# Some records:
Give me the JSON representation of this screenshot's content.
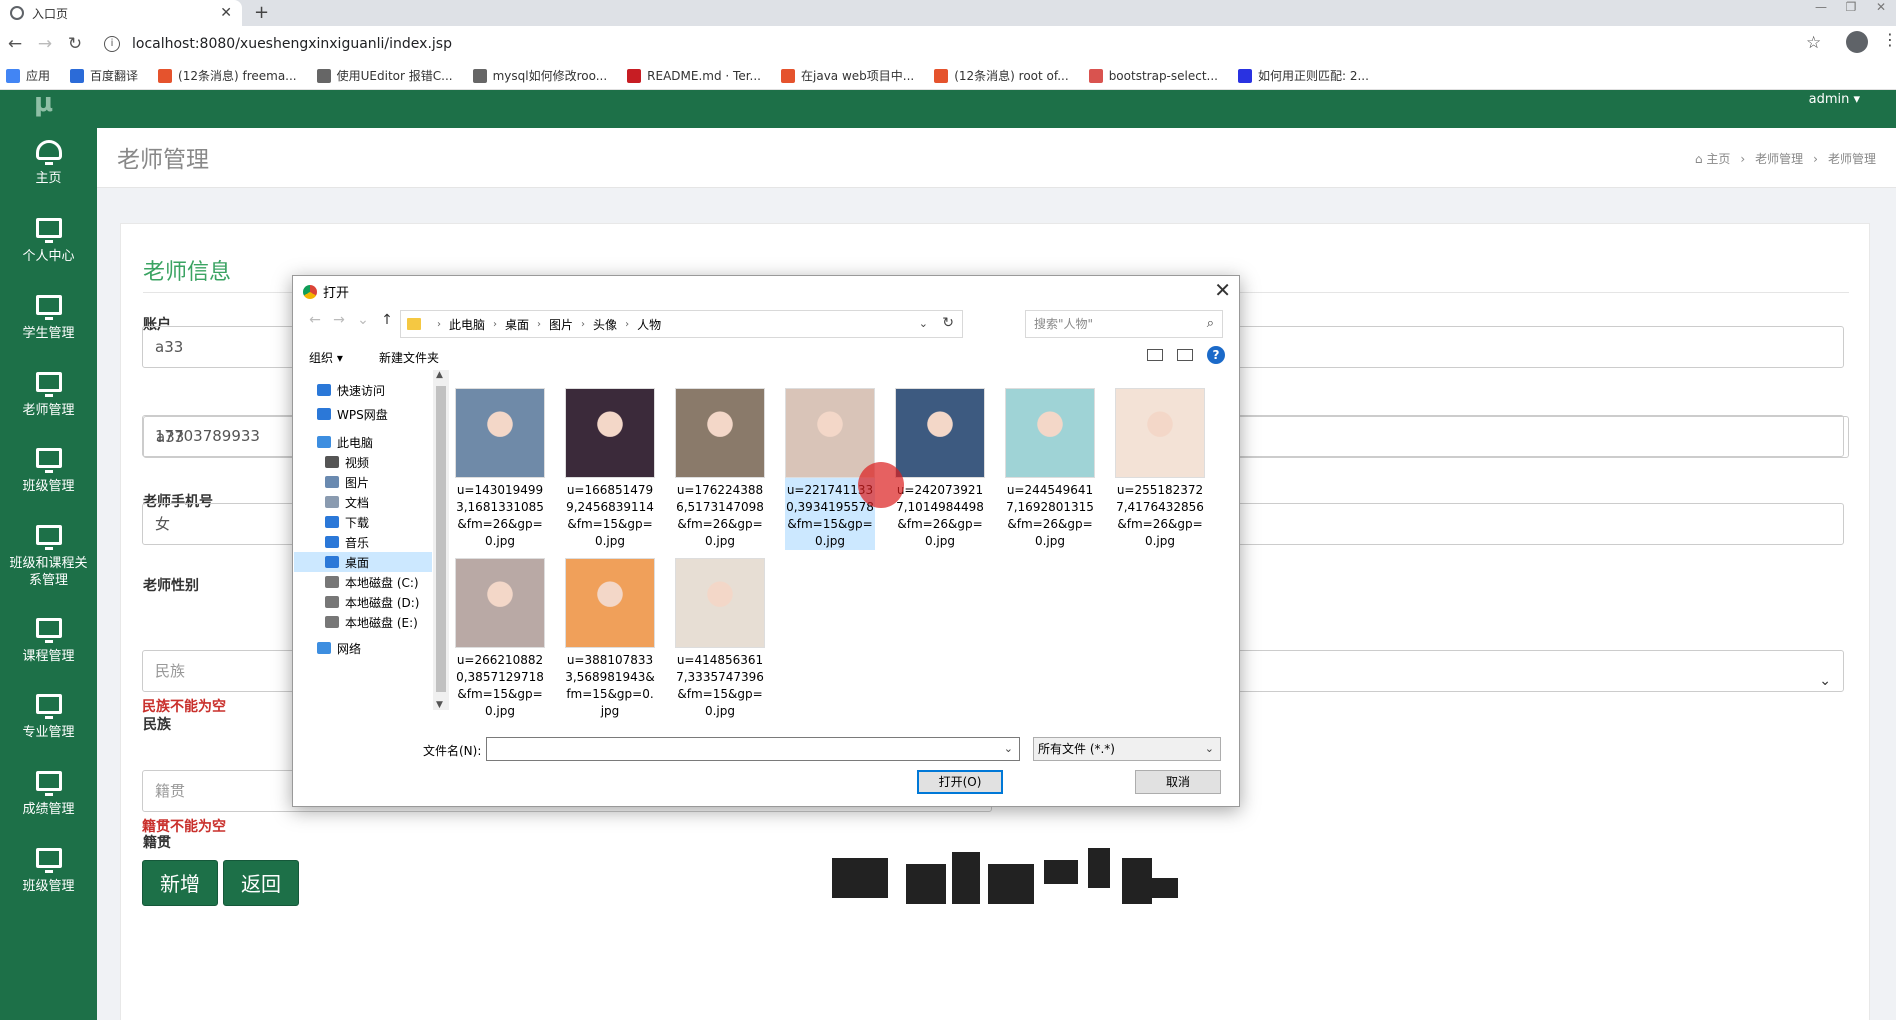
{
  "browser": {
    "tab_title": "入口页",
    "url": "localhost:8080/xueshengxinxiguanli/index.jsp",
    "bookmarks": [
      {
        "label": "应用",
        "color": "#4285f4"
      },
      {
        "label": "百度翻译",
        "color": "#2b6bd8"
      },
      {
        "label": "(12条消息) freema...",
        "color": "#e5532d"
      },
      {
        "label": "使用UEditor 报错C...",
        "color": "#666666"
      },
      {
        "label": "mysql如何修改roo...",
        "color": "#666666"
      },
      {
        "label": "README.md · Ter...",
        "color": "#c71d23"
      },
      {
        "label": "在java web项目中...",
        "color": "#e5532d"
      },
      {
        "label": "(12条消息) root of...",
        "color": "#e5532d"
      },
      {
        "label": "bootstrap-select...",
        "color": "#d9534f"
      },
      {
        "label": "如何用正则匹配: 2...",
        "color": "#2932e1"
      }
    ]
  },
  "topbar": {
    "user": "admin ▾"
  },
  "sidebar": {
    "logo": "μ",
    "items": [
      {
        "label": "主页"
      },
      {
        "label": "个人中心"
      },
      {
        "label": "学生管理"
      },
      {
        "label": "老师管理"
      },
      {
        "label": "班级管理"
      },
      {
        "label": "班级和课程关系管理"
      },
      {
        "label": "课程管理"
      },
      {
        "label": "专业管理"
      },
      {
        "label": "成绩管理"
      },
      {
        "label": "班级管理"
      }
    ]
  },
  "page": {
    "title": "老师管理",
    "breadcrumb": [
      "主页",
      "老师管理",
      "老师管理"
    ]
  },
  "form": {
    "title": "老师信息",
    "account_label": "账户",
    "account_value": "a33",
    "phone_label": "老师手机号",
    "phone_value": "17703789933",
    "gender_label": "老师性别",
    "gender_value": "女",
    "ethnic_label": "民族",
    "ethnic_placeholder": "民族",
    "ethnic_error": "民族不能为空",
    "native_label": "籍贯",
    "native_placeholder": "籍贯",
    "native_error": "籍贯不能为空",
    "add_button": "新增",
    "back_button": "返回"
  },
  "dialog": {
    "title": "打开",
    "path": [
      "此电脑",
      "桌面",
      "图片",
      "头像",
      "人物"
    ],
    "search_placeholder": "搜索\"人物\"",
    "organize": "组织 ▾",
    "new_folder": "新建文件夹",
    "nav_items": [
      {
        "label": "快速访问",
        "icon": "star-icon"
      },
      {
        "label": "WPS网盘",
        "icon": "cloud-icon"
      },
      {
        "label": "此电脑",
        "icon": "computer-icon"
      },
      {
        "label": "视频",
        "icon": "video-icon"
      },
      {
        "label": "图片",
        "icon": "picture-icon"
      },
      {
        "label": "文档",
        "icon": "document-icon"
      },
      {
        "label": "下载",
        "icon": "download-icon"
      },
      {
        "label": "音乐",
        "icon": "music-icon"
      },
      {
        "label": "桌面",
        "icon": "desktop-icon"
      },
      {
        "label": "本地磁盘 (C:)",
        "icon": "disk-icon"
      },
      {
        "label": "本地磁盘 (D:)",
        "icon": "disk-icon"
      },
      {
        "label": "本地磁盘 (E:)",
        "icon": "disk-icon"
      },
      {
        "label": "网络",
        "icon": "network-icon"
      }
    ],
    "selected_nav": "桌面",
    "files": [
      {
        "name": "u=1430194993,1681331085&fm=26&gp=0.jpg",
        "color": "#6f8aa8"
      },
      {
        "name": "u=1668514799,2456839114&fm=15&gp=0.jpg",
        "color": "#3b2a3a"
      },
      {
        "name": "u=1762243886,5173147098&fm=26&gp=0.jpg",
        "color": "#8a7a6a"
      },
      {
        "name": "u=2217411330,3934195578&fm=15&gp=0.jpg",
        "color": "#d9c4b8"
      },
      {
        "name": "u=2420739217,1014984498&fm=26&gp=0.jpg",
        "color": "#3d5a80"
      },
      {
        "name": "u=2445496417,1692801315&fm=26&gp=0.jpg",
        "color": "#9fd3d6"
      },
      {
        "name": "u=2551823727,4176432856&fm=26&gp=0.jpg",
        "color": "#f3e2d6"
      },
      {
        "name": "u=2662108820,3857129718&fm=15&gp=0.jpg",
        "color": "#b9a9a5"
      },
      {
        "name": "u=3881078333,568981943&fm=15&gp=0.jpg",
        "color": "#f0a05a"
      },
      {
        "name": "u=4148563617,3335747396&fm=15&gp=0.jpg",
        "color": "#e7ded4"
      }
    ],
    "selected_file_index": 3,
    "filename_label": "文件名(N):",
    "filename_value": "",
    "filetype": "所有文件 (*.*)",
    "open_button": "打开(O)",
    "cancel_button": "取消"
  }
}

# Task description:
All of the records need repeating exactly, except for the pictures.

# Reply:
Give me the JSON representation of this screenshot's content.
{
  "browser": {
    "tab_title": "入口页",
    "url": "localhost:8080/xueshengxinxiguanli/index.jsp",
    "bookmarks": [
      {
        "label": "应用",
        "color": "#4285f4"
      },
      {
        "label": "百度翻译",
        "color": "#2b6bd8"
      },
      {
        "label": "(12条消息) freema...",
        "color": "#e5532d"
      },
      {
        "label": "使用UEditor 报错C...",
        "color": "#666666"
      },
      {
        "label": "mysql如何修改roo...",
        "color": "#666666"
      },
      {
        "label": "README.md · Ter...",
        "color": "#c71d23"
      },
      {
        "label": "在java web项目中...",
        "color": "#e5532d"
      },
      {
        "label": "(12条消息) root of...",
        "color": "#e5532d"
      },
      {
        "label": "bootstrap-select...",
        "color": "#d9534f"
      },
      {
        "label": "如何用正则匹配: 2...",
        "color": "#2932e1"
      }
    ]
  },
  "topbar": {
    "user": "admin ▾"
  },
  "sidebar": {
    "logo": "μ",
    "items": [
      {
        "label": "主页"
      },
      {
        "label": "个人中心"
      },
      {
        "label": "学生管理"
      },
      {
        "label": "老师管理"
      },
      {
        "label": "班级管理"
      },
      {
        "label": "班级和课程关系管理"
      },
      {
        "label": "课程管理"
      },
      {
        "label": "专业管理"
      },
      {
        "label": "成绩管理"
      },
      {
        "label": "班级管理"
      }
    ]
  },
  "page": {
    "title": "老师管理",
    "breadcrumb": [
      "主页",
      "老师管理",
      "老师管理"
    ]
  },
  "form": {
    "title": "老师信息",
    "account_label": "账户",
    "account_value": "a33",
    "phone_label": "老师手机号",
    "phone_value": "17703789933",
    "gender_label": "老师性别",
    "gender_value": "女",
    "ethnic_label": "民族",
    "ethnic_placeholder": "民族",
    "ethnic_error": "民族不能为空",
    "native_label": "籍贯",
    "native_placeholder": "籍贯",
    "native_error": "籍贯不能为空",
    "add_button": "新增",
    "back_button": "返回"
  },
  "dialog": {
    "title": "打开",
    "path": [
      "此电脑",
      "桌面",
      "图片",
      "头像",
      "人物"
    ],
    "search_placeholder": "搜索\"人物\"",
    "organize": "组织 ▾",
    "new_folder": "新建文件夹",
    "nav_items": [
      {
        "label": "快速访问",
        "icon": "star-icon"
      },
      {
        "label": "WPS网盘",
        "icon": "cloud-icon"
      },
      {
        "label": "此电脑",
        "icon": "computer-icon"
      },
      {
        "label": "视频",
        "icon": "video-icon"
      },
      {
        "label": "图片",
        "icon": "picture-icon"
      },
      {
        "label": "文档",
        "icon": "document-icon"
      },
      {
        "label": "下载",
        "icon": "download-icon"
      },
      {
        "label": "音乐",
        "icon": "music-icon"
      },
      {
        "label": "桌面",
        "icon": "desktop-icon"
      },
      {
        "label": "本地磁盘 (C:)",
        "icon": "disk-icon"
      },
      {
        "label": "本地磁盘 (D:)",
        "icon": "disk-icon"
      },
      {
        "label": "本地磁盘 (E:)",
        "icon": "disk-icon"
      },
      {
        "label": "网络",
        "icon": "network-icon"
      }
    ],
    "selected_nav": "桌面",
    "files": [
      {
        "name": "u=1430194993,1681331085&fm=26&gp=0.jpg",
        "color": "#6f8aa8"
      },
      {
        "name": "u=1668514799,2456839114&fm=15&gp=0.jpg",
        "color": "#3b2a3a"
      },
      {
        "name": "u=1762243886,5173147098&fm=26&gp=0.jpg",
        "color": "#8a7a6a"
      },
      {
        "name": "u=2217411330,3934195578&fm=15&gp=0.jpg",
        "color": "#d9c4b8"
      },
      {
        "name": "u=2420739217,1014984498&fm=26&gp=0.jpg",
        "color": "#3d5a80"
      },
      {
        "name": "u=2445496417,1692801315&fm=26&gp=0.jpg",
        "color": "#9fd3d6"
      },
      {
        "name": "u=2551823727,4176432856&fm=26&gp=0.jpg",
        "color": "#f3e2d6"
      },
      {
        "name": "u=2662108820,3857129718&fm=15&gp=0.jpg",
        "color": "#b9a9a5"
      },
      {
        "name": "u=3881078333,568981943&fm=15&gp=0.jpg",
        "color": "#f0a05a"
      },
      {
        "name": "u=4148563617,3335747396&fm=15&gp=0.jpg",
        "color": "#e7ded4"
      }
    ],
    "selected_file_index": 3,
    "filename_label": "文件名(N):",
    "filename_value": "",
    "filetype": "所有文件 (*.*)",
    "open_button": "打开(O)",
    "cancel_button": "取消"
  }
}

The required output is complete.